Exercise: From the records below, pull each line that has "this".

Extracted data entries
______

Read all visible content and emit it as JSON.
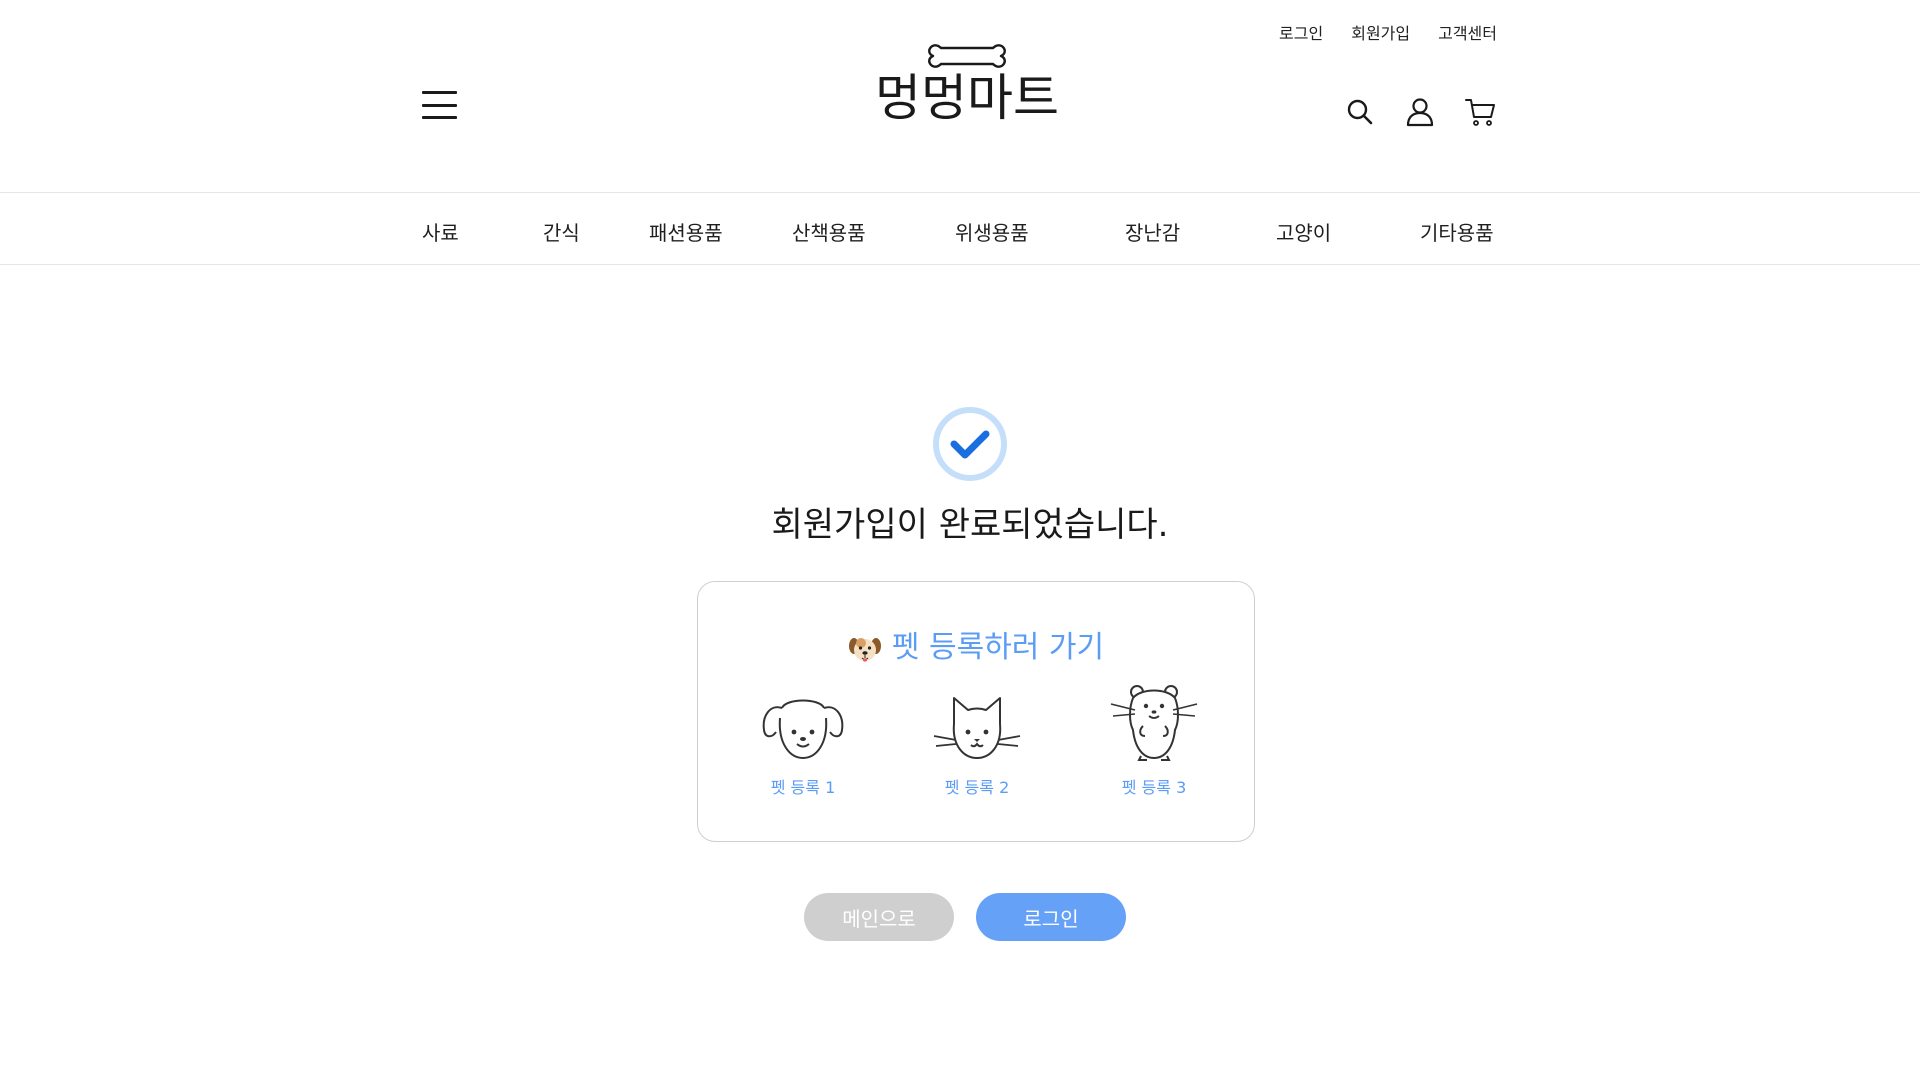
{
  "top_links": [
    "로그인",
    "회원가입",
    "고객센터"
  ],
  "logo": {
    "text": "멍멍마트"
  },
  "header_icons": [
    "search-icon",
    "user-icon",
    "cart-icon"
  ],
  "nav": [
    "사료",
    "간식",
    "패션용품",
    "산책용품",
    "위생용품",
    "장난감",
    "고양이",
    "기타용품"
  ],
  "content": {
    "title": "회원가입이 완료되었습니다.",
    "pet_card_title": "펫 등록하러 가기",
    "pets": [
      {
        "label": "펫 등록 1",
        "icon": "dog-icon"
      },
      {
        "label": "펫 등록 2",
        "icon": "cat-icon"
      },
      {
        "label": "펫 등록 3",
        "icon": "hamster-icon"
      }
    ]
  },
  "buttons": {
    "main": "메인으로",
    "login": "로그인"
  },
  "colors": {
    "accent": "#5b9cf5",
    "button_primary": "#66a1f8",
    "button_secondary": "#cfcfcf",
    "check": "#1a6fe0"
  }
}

______

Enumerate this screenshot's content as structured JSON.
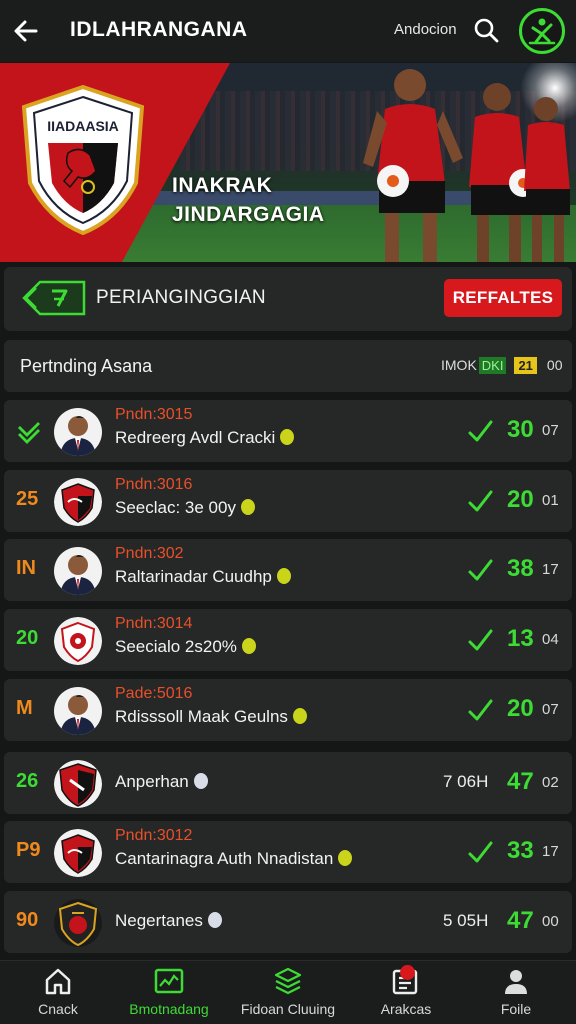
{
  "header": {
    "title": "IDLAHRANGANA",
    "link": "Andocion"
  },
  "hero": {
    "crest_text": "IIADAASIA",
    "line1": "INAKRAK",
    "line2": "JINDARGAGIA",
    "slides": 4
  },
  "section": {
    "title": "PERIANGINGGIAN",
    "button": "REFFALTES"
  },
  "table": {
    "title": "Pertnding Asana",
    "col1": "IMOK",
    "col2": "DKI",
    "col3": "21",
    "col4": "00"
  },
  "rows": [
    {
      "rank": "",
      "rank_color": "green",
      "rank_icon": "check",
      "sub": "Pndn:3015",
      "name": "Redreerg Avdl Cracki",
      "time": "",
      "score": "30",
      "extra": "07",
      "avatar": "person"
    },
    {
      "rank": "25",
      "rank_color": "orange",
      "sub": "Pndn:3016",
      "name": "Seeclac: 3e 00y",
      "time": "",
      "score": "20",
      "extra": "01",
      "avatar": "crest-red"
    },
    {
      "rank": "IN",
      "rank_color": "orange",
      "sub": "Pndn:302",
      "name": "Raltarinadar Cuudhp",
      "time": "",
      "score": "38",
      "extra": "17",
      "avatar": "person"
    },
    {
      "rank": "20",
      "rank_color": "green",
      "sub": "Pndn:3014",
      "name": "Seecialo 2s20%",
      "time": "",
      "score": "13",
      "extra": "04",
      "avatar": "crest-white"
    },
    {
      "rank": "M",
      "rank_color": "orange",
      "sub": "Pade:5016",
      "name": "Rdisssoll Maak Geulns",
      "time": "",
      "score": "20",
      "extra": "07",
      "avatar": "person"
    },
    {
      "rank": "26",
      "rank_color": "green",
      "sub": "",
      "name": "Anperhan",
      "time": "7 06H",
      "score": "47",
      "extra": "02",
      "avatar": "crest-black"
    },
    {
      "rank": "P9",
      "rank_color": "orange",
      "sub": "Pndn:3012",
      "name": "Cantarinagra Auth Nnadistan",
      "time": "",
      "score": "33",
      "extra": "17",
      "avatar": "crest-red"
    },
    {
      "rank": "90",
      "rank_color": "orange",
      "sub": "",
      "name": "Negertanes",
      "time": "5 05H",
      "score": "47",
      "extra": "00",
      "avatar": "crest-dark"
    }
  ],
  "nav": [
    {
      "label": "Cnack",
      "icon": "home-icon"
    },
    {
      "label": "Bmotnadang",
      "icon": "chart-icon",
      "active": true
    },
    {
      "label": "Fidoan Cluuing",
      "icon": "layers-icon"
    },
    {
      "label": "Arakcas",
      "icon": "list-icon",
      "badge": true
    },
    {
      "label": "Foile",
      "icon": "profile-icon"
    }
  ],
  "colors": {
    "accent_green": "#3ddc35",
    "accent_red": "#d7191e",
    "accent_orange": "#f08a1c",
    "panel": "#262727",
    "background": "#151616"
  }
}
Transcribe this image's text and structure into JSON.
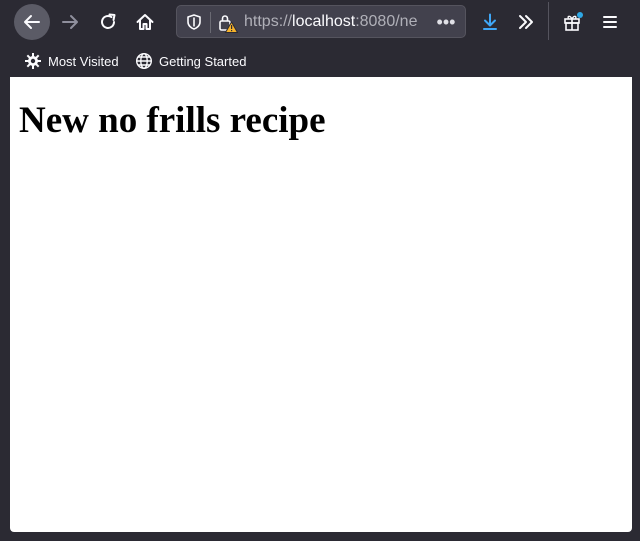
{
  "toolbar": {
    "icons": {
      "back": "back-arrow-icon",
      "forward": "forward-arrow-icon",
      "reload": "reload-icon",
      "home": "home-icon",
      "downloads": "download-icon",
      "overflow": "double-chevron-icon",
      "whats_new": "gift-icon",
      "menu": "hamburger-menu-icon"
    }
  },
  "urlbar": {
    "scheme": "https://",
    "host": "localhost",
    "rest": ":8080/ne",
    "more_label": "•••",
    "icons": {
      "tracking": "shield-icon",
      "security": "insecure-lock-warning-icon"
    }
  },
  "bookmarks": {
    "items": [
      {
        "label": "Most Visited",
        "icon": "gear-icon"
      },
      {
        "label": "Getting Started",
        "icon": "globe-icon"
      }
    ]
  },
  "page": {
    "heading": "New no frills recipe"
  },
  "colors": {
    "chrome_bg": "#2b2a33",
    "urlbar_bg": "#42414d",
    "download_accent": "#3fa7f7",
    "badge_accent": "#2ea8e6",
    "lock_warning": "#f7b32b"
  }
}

______

Expected output:
Enumerate this screenshot's content as structured JSON.
Transcribe this image's text and structure into JSON.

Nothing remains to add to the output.